Rows ::
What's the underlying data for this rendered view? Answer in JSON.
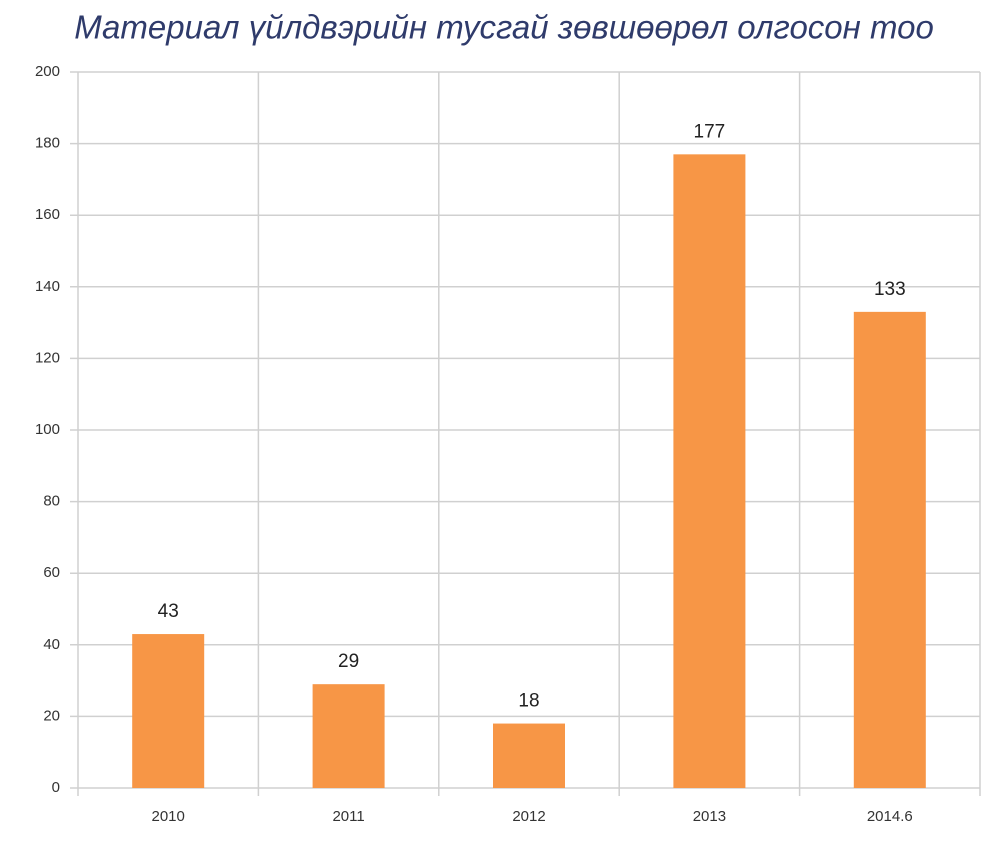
{
  "chart_data": {
    "type": "bar",
    "title": "Материал үйлдвэрийн тусгай зөвшөөрөл олгосон тоо",
    "categories": [
      "2010",
      "2011",
      "2012",
      "2013",
      "2014.6"
    ],
    "values": [
      43,
      29,
      18,
      177,
      133
    ],
    "color": "#f79646",
    "ylim": [
      0,
      200
    ],
    "yticks": [
      0,
      20,
      40,
      60,
      80,
      100,
      120,
      140,
      160,
      180,
      200
    ],
    "grid": true
  }
}
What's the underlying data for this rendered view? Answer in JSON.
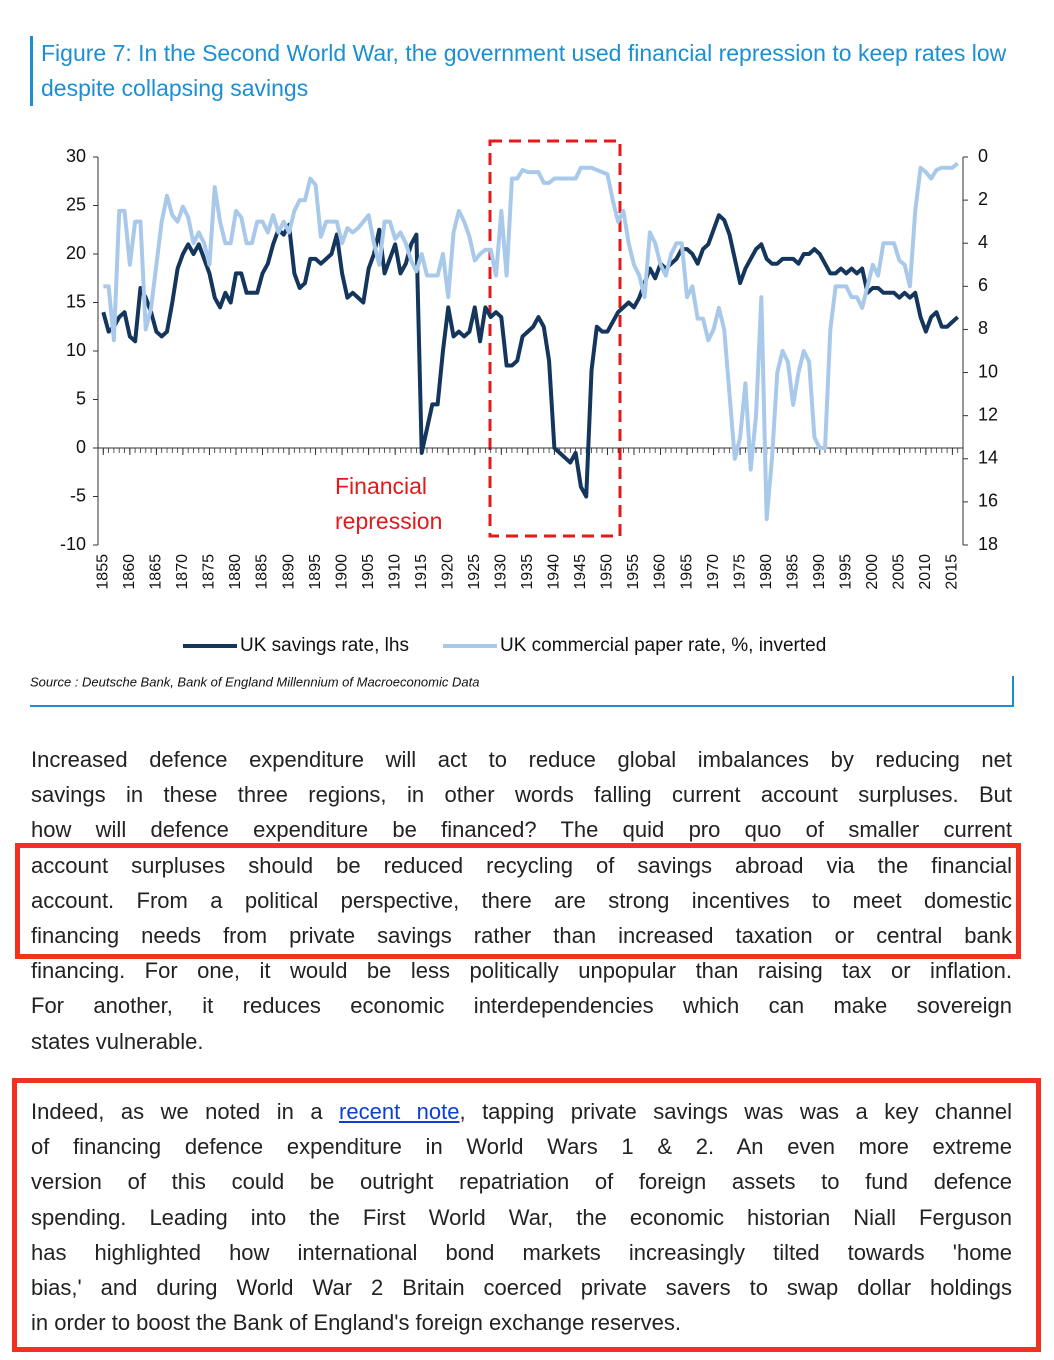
{
  "chart_data": {
    "type": "line",
    "title": "Figure 7: In the Second World War, the government used financial repression to keep rates low despite collapsing savings",
    "x": [
      1855,
      1856,
      1857,
      1858,
      1859,
      1860,
      1861,
      1862,
      1863,
      1864,
      1865,
      1866,
      1867,
      1868,
      1869,
      1870,
      1871,
      1872,
      1873,
      1874,
      1875,
      1876,
      1877,
      1878,
      1879,
      1880,
      1881,
      1882,
      1883,
      1884,
      1885,
      1886,
      1887,
      1888,
      1889,
      1890,
      1891,
      1892,
      1893,
      1894,
      1895,
      1896,
      1897,
      1898,
      1899,
      1900,
      1901,
      1902,
      1903,
      1904,
      1905,
      1906,
      1907,
      1908,
      1909,
      1910,
      1911,
      1912,
      1913,
      1914,
      1915,
      1916,
      1917,
      1918,
      1919,
      1920,
      1921,
      1922,
      1923,
      1924,
      1925,
      1926,
      1927,
      1928,
      1929,
      1930,
      1931,
      1932,
      1933,
      1934,
      1935,
      1936,
      1937,
      1938,
      1939,
      1940,
      1941,
      1942,
      1943,
      1944,
      1945,
      1946,
      1947,
      1948,
      1949,
      1950,
      1951,
      1952,
      1953,
      1954,
      1955,
      1956,
      1957,
      1958,
      1959,
      1960,
      1961,
      1962,
      1963,
      1964,
      1965,
      1966,
      1967,
      1968,
      1969,
      1970,
      1971,
      1972,
      1973,
      1974,
      1975,
      1976,
      1977,
      1978,
      1979,
      1980,
      1981,
      1982,
      1983,
      1984,
      1985,
      1986,
      1987,
      1988,
      1989,
      1990,
      1991,
      1992,
      1993,
      1994,
      1995,
      1996,
      1997,
      1998,
      1999,
      2000,
      2001,
      2002,
      2003,
      2004,
      2005,
      2006,
      2007,
      2008,
      2009,
      2010,
      2011,
      2012,
      2013,
      2014,
      2015,
      2016
    ],
    "series": [
      {
        "name": "UK savings rate, lhs",
        "color": "#14365d",
        "values": [
          14,
          12,
          12.5,
          13.5,
          14,
          11.5,
          11,
          16.5,
          15.5,
          14,
          12,
          11.5,
          12,
          15,
          18.5,
          20,
          21,
          20,
          21,
          19.5,
          18,
          15.5,
          14.5,
          16,
          15,
          18,
          18,
          16,
          16,
          16,
          18,
          19,
          21,
          22.5,
          22,
          23,
          18,
          16.5,
          17,
          19.5,
          19.5,
          19,
          19.5,
          20,
          22,
          18,
          15.5,
          16,
          15.5,
          15,
          18.5,
          20,
          22.5,
          18,
          19.5,
          21,
          18,
          19,
          21,
          22,
          -0.5,
          2,
          4.5,
          4.5,
          10,
          14.5,
          11.5,
          12,
          11.5,
          12,
          14.5,
          11,
          14.5,
          13.5,
          14,
          13.5,
          8.5,
          8.5,
          9,
          11.5,
          12,
          12.5,
          13.5,
          12.5,
          9,
          0,
          -0.5,
          -1,
          -1.5,
          -0.5,
          -4,
          -5,
          8,
          12.5,
          12,
          12,
          13,
          14,
          14.5,
          15,
          14.5,
          15.5,
          17,
          18.5,
          17.5,
          19,
          18.5,
          19,
          19.5,
          20.5,
          20.5,
          20,
          19,
          20.5,
          21,
          22.5,
          24,
          23.5,
          22,
          19.5,
          17,
          18.5,
          19.5,
          20.5,
          21,
          19.5,
          19,
          19,
          19.5,
          19.5,
          19.5,
          19,
          20,
          20,
          20.5,
          20,
          19,
          18,
          18,
          18.5,
          18,
          18.5,
          18,
          18.5,
          16,
          16.5,
          16.5,
          16,
          16,
          16,
          15.5,
          16,
          15.5,
          16,
          13.5,
          12,
          13.5,
          14,
          12.5,
          12.5,
          13,
          13.5
        ]
      },
      {
        "name": "UK commercial paper rate, %, inverted",
        "color": "#a9c9ea",
        "axis": "y2",
        "values": [
          6,
          6,
          8.5,
          2.5,
          2.5,
          5,
          3,
          3,
          8,
          7,
          5,
          3,
          1.8,
          2.7,
          3,
          2.3,
          2.8,
          4,
          3.5,
          4,
          5,
          1.4,
          3,
          4,
          4,
          2.5,
          2.8,
          4,
          4,
          3,
          3,
          3.5,
          2.7,
          3.5,
          3,
          3.5,
          2.5,
          2,
          2,
          1,
          1.3,
          3.7,
          3,
          3,
          3,
          4,
          3.3,
          3.5,
          3.3,
          3,
          2.7,
          4,
          5,
          3,
          3,
          3.8,
          3.5,
          4,
          4.8,
          5.3,
          4.5,
          5.5,
          5.5,
          5.5,
          4.5,
          6.5,
          3.5,
          2.5,
          3,
          3.7,
          4.8,
          4.5,
          4.3,
          4.3,
          5.5,
          2.5,
          5.5,
          1,
          1,
          0.6,
          0.7,
          0.7,
          0.7,
          1.2,
          1.2,
          1,
          1,
          1,
          1,
          1,
          0.5,
          0.5,
          0.5,
          0.6,
          0.7,
          0.8,
          2,
          3,
          2.5,
          4,
          5,
          5.5,
          6.5,
          3.5,
          4,
          5,
          5.5,
          4.5,
          4,
          4,
          6.5,
          6,
          7.5,
          7.5,
          8.5,
          8,
          7,
          8,
          11,
          14,
          13,
          10.5,
          14.5,
          12,
          6.5,
          16.8,
          14,
          10,
          9,
          9.5,
          11.5,
          10,
          9,
          9.5,
          13,
          13.5,
          13.5,
          8,
          6,
          6,
          6,
          6.5,
          6.5,
          7,
          6,
          5,
          5.5,
          4,
          4,
          4,
          4.8,
          5,
          6,
          2.5,
          0.5,
          0.7,
          1,
          0.6,
          0.5,
          0.5,
          0.5,
          0.3
        ]
      }
    ],
    "xlim": [
      1854,
      2017
    ],
    "xticks": [
      1855,
      1860,
      1865,
      1870,
      1875,
      1880,
      1885,
      1890,
      1895,
      1900,
      1905,
      1910,
      1915,
      1920,
      1925,
      1930,
      1935,
      1940,
      1945,
      1950,
      1955,
      1960,
      1965,
      1970,
      1975,
      1980,
      1985,
      1990,
      1995,
      2000,
      2005,
      2010,
      2015
    ],
    "ylim": [
      -10,
      30
    ],
    "yticks": [
      -10,
      -5,
      0,
      5,
      10,
      15,
      20,
      25,
      30
    ],
    "y2lim": [
      18,
      0
    ],
    "y2ticks": [
      0,
      2,
      4,
      6,
      8,
      10,
      12,
      14,
      16,
      18
    ],
    "annotation": "Financial repression",
    "source": "Source : Deutsche Bank, Bank of England Millennium of Macroeconomic Data"
  },
  "body": {
    "paragraphs": [
      {
        "lines": [
          "Increased defence expenditure will act to reduce global imbalances by reducing net",
          "savings in these three regions, in other words falling current account surpluses. But",
          "how will defence expenditure be financed? The quid pro quo of smaller current",
          "account surpluses should be reduced recycling of savings abroad via the financial",
          "account. From a political perspective, there are strong incentives to meet domestic",
          "financing needs from private savings rather than increased taxation or central bank",
          "financing. For one, it would be less politically unpopular than raising tax or inflation.",
          "For another, it reduces economic interdependencies which can make sovereign",
          "states vulnerable."
        ]
      },
      {
        "lines": [
          [
            "Indeed, as we noted in a ",
            "recent note",
            ", tapping private savings was was a key channel"
          ],
          "of financing defence expenditure in World Wars 1 & 2. An even more extreme",
          "version of this could be outright repatriation of foreign assets to fund defence",
          "spending. Leading into the First World War, the economic historian Niall Ferguson",
          "has highlighted how international bond markets increasingly tilted towards 'home",
          "bias,' and during World War 2 Britain coerced private savers to swap dollar holdings",
          "in order to boost the Bank of England's foreign exchange reserves."
        ]
      }
    ]
  }
}
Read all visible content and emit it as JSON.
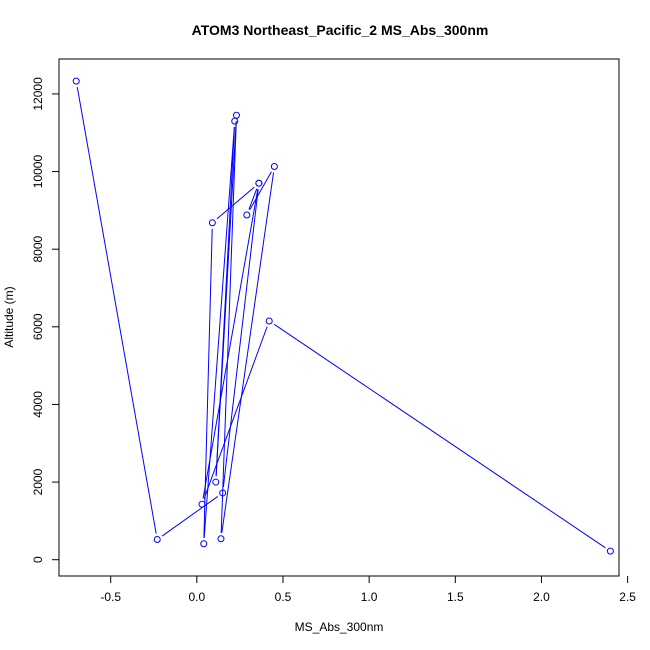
{
  "chart_data": {
    "type": "line",
    "title": "ATOM3 Northeast_Pacific_2 MS_Abs_300nm",
    "xlabel": "MS_Abs_300nm",
    "ylabel": "Altitude (m)",
    "xlim": [
      -0.8,
      2.45
    ],
    "ylim": [
      -420,
      12900
    ],
    "xticks": [
      -0.5,
      0.0,
      0.5,
      1.0,
      1.5,
      2.0,
      2.5
    ],
    "xtick_labels": [
      "-0.5",
      "0.0",
      "0.5",
      "1.0",
      "1.5",
      "2.0",
      "2.5"
    ],
    "yticks": [
      0,
      2000,
      4000,
      6000,
      8000,
      10000,
      12000
    ],
    "ytick_labels": [
      "0",
      "2000",
      "4000",
      "6000",
      "8000",
      "10000",
      "12000"
    ],
    "grid": false,
    "series": [
      {
        "color": "#0000ff",
        "marker": "open-circle",
        "points": [
          {
            "x": -0.7,
            "y": 12330
          },
          {
            "x": -0.23,
            "y": 520
          },
          {
            "x": 0.15,
            "y": 1720
          },
          {
            "x": 0.36,
            "y": 9700
          },
          {
            "x": 0.29,
            "y": 8880
          },
          {
            "x": 0.45,
            "y": 10130
          },
          {
            "x": 0.14,
            "y": 540
          },
          {
            "x": 0.23,
            "y": 11450
          },
          {
            "x": 0.11,
            "y": 2000
          },
          {
            "x": 0.22,
            "y": 11300
          },
          {
            "x": 0.04,
            "y": 410
          },
          {
            "x": 0.09,
            "y": 8680
          },
          {
            "x": 0.36,
            "y": 9700
          },
          {
            "x": 0.03,
            "y": 1430
          },
          {
            "x": 0.42,
            "y": 6150
          },
          {
            "x": 2.4,
            "y": 220
          }
        ]
      }
    ]
  }
}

Directions :: Provide only the number of lines in the entries that hold the word "color".

Reply to the exercise :: 4